### GIVEN ENTRIES ###
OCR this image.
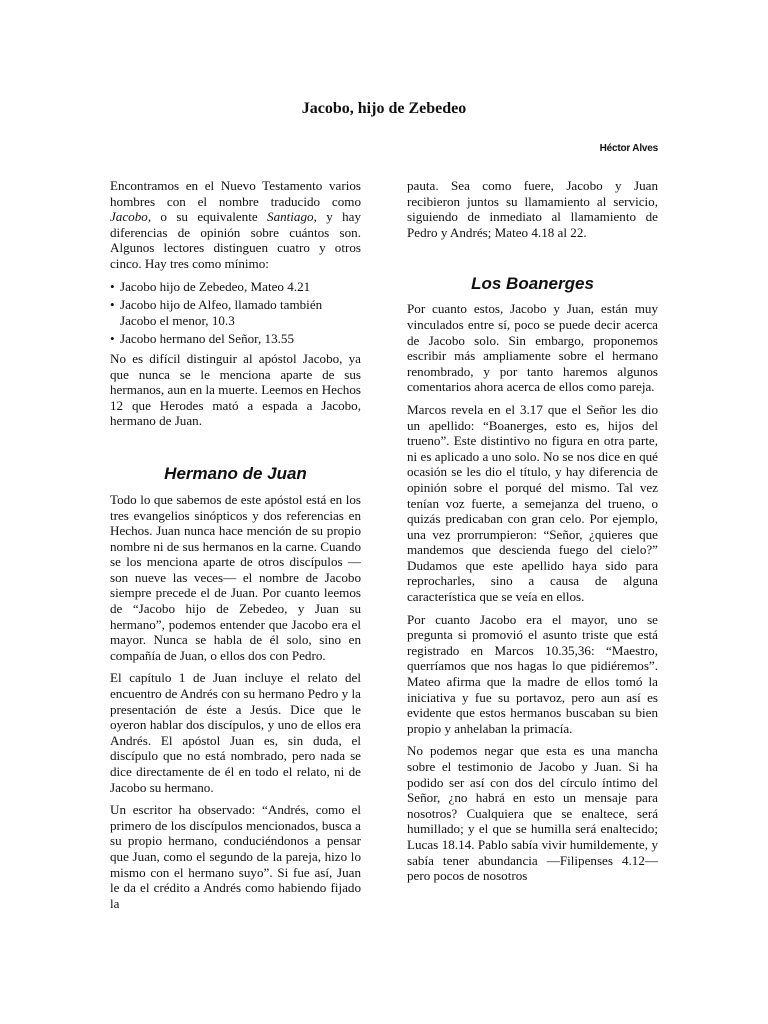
Jacobo, hijo de Zebedeo
Héctor Alves

Encontramos en el Nuevo Testamento varios hombres con el nombre traducido como Jacobo, o su equivalente Santiago, y hay diferencias de opinión sobre cuántos son. Algunos lectores distinguen cuatro y otros cinco. Hay tres como mínimo:

• Jacobo hijo de Zebedeo, Mateo 4.21
• Jacobo hijo de Alfeo, llamado también Jacobo el menor, 10.3
• Jacobo hermano del Señor, 13.55

No es difícil distinguir al apóstol Jacobo, ya que nunca se le menciona aparte de sus hermanos, aun en la muerte. Leemos en Hechos 12 que Herodes mató a espada a Jacobo, hermano de Juan.

Hermano de Juan

Todo lo que sabemos de este apóstol está en los tres evangelios sinópticos y dos referencias en Hechos. Juan nunca hace mención de su propio nombre ni de sus hermanos en la carne. Cuando se los menciona aparte de otros discípulos —son nueve las veces— el nombre de Jacobo siempre precede el de Juan. Por cuanto leemos de “Jacobo hijo de Zebedeo, y Juan su hermano”, podemos entender que Jacobo era el mayor. Nunca se habla de él solo, sino en compañía de Juan, o ellos dos con Pedro.

El capítulo 1 de Juan incluye el relato del encuentro de Andrés con su hermano Pedro y la presentación de éste a Jesús. Dice que le oyeron hablar dos discípulos, y uno de ellos era Andrés. El apóstol Juan es, sin duda, el discípulo que no está nombrado, pero nada se dice directamente de él en todo el relato, ni de Jacobo su hermano.

Un escritor ha observado: “Andrés, como el primero de los discípulos mencionados, busca a su propio hermano, conduciéndonos a pensar que Juan, como el segundo de la pareja, hizo lo mismo con el hermano suyo”. Si fue así, Juan le da el crédito a Andrés como habiendo fijado la

pauta. Sea como fuere, Jacobo y Juan recibieron juntos su llamamiento al servicio, siguiendo de inmediato al llamamiento de Pedro y Andrés; Mateo 4.18 al 22.

Los Boanerges

Por cuanto estos, Jacobo y Juan, están muy vinculados entre sí, poco se puede decir acerca de Jacobo solo. Sin embargo, proponemos escribir más ampliamente sobre el hermano renombrado, y por tanto haremos algunos comentarios ahora acerca de ellos como pareja.

Marcos revela en el 3.17 que el Señor les dio un apellido: “Boanerges, esto es, hijos del trueno”. Este distintivo no figura en otra parte, ni es aplicado a uno solo. No se nos dice en qué ocasión se les dio el título, y hay diferencia de opinión sobre el porqué del mismo. Tal vez tenían voz fuerte, a semejanza del trueno, o quizás predicaban con gran celo. Por ejemplo, una vez prorrumpieron: “Señor, ¿quieres que mandemos que descienda fuego del cielo?” Dudamos que este apellido haya sido para reprocharles, sino a causa de alguna característica que se veía en ellos.

Por cuanto Jacobo era el mayor, uno se pregunta si promovió el asunto triste que está registrado en Marcos 10.35,36: “Maestro, querríamos que nos hagas lo que pidiéremos”. Mateo afirma que la madre de ellos tomó la iniciativa y fue su portavoz, pero aun así es evidente que estos hermanos buscaban su bien propio y anhelaban la primacía.

No podemos negar que esta es una mancha sobre el testimonio de Jacobo y Juan. Si ha podido ser así con dos del círculo íntimo del Señor, ¿no habrá en esto un mensaje para nosotros? Cualquiera que se enaltece, será humillado; y el que se humilla será enaltecido; Lucas 18.14. Pablo sabía vivir humildemente, y sabía tener abundancia —Filipenses 4.12— pero pocos de nosotros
###
WHAT IS EXPECTED>
Quote every record above exactly, leaving out the pictures.

ANSWER FOR THE TASK>
OCR this image.
Jacobo, hijo de Zebedeo
Héctor Alves

Encontramos en el Nuevo Testamento varios hombres con el nombre traducido como Jacobo, o su equivalente Santiago, y hay diferencias de opinión sobre cuántos son. Algunos lectores distinguen cuatro y otros cinco. Hay tres como mínimo:

• Jacobo hijo de Zebedeo, Mateo 4.21
• Jacobo hijo de Alfeo, llamado también Jacobo el menor, 10.3
• Jacobo hermano del Señor, 13.55

No es difícil distinguir al apóstol Jacobo, ya que nunca se le menciona aparte de sus hermanos, aun en la muerte. Leemos en Hechos 12 que Herodes mató a espada a Jacobo, hermano de Juan.

Hermano de Juan

Todo lo que sabemos de este apóstol está en los tres evangelios sinópticos y dos referencias en Hechos. Juan nunca hace mención de su propio nombre ni de sus hermanos en la carne. Cuando se los menciona aparte de otros discípulos —son nueve las veces— el nombre de Jacobo siempre precede el de Juan. Por cuanto leemos de “Jacobo hijo de Zebedeo, y Juan su hermano”, podemos entender que Jacobo era el mayor. Nunca se habla de él solo, sino en compañía de Juan, o ellos dos con Pedro.

El capítulo 1 de Juan incluye el relato del encuentro de Andrés con su hermano Pedro y la presentación de éste a Jesús. Dice que le oyeron hablar dos discípulos, y uno de ellos era Andrés. El apóstol Juan es, sin duda, el discípulo que no está nombrado, pero nada se dice directamente de él en todo el relato, ni de Jacobo su hermano.

Un escritor ha observado: “Andrés, como el primero de los discípulos mencionados, busca a su propio hermano, conduciéndonos a pensar que Juan, como el segundo de la pareja, hizo lo mismo con el hermano suyo”. Si fue así, Juan le da el crédito a Andrés como habiendo fijado la

pauta. Sea como fuere, Jacobo y Juan recibieron juntos su llamamiento al servicio, siguiendo de inmediato al llamamiento de Pedro y Andrés; Mateo 4.18 al 22.

Los Boanerges

Por cuanto estos, Jacobo y Juan, están muy vinculados entre sí, poco se puede decir acerca de Jacobo solo. Sin embargo, proponemos escribir más ampliamente sobre el hermano renombrado, y por tanto haremos algunos comentarios ahora acerca de ellos como pareja.

Marcos revela en el 3.17 que el Señor les dio un apellido: “Boanerges, esto es, hijos del trueno”. Este distintivo no figura en otra parte, ni es aplicado a uno solo. No se nos dice en qué ocasión se les dio el título, y hay diferencia de opinión sobre el porqué del mismo. Tal vez tenían voz fuerte, a semejanza del trueno, o quizás predicaban con gran celo. Por ejemplo, una vez prorrumpieron: “Señor, ¿quieres que mandemos que descienda fuego del cielo?” Dudamos que este apellido haya sido para reprocharles, sino a causa de alguna característica que se veía en ellos.

Por cuanto Jacobo era el mayor, uno se pregunta si promovió el asunto triste que está registrado en Marcos 10.35,36: “Maestro, querríamos que nos hagas lo que pidiéremos”. Mateo afirma que la madre de ellos tomó la iniciativa y fue su portavoz, pero aun así es evidente que estos hermanos buscaban su bien propio y anhelaban la primacía.

No podemos negar que esta es una mancha sobre el testimonio de Jacobo y Juan. Si ha podido ser así con dos del círculo íntimo del Señor, ¿no habrá en esto un mensaje para nosotros? Cualquiera que se enaltece, será humillado; y el que se humilla será enaltecido; Lucas 18.14. Pablo sabía vivir humildemente, y sabía tener abundancia —Filipenses 4.12— pero pocos de nosotros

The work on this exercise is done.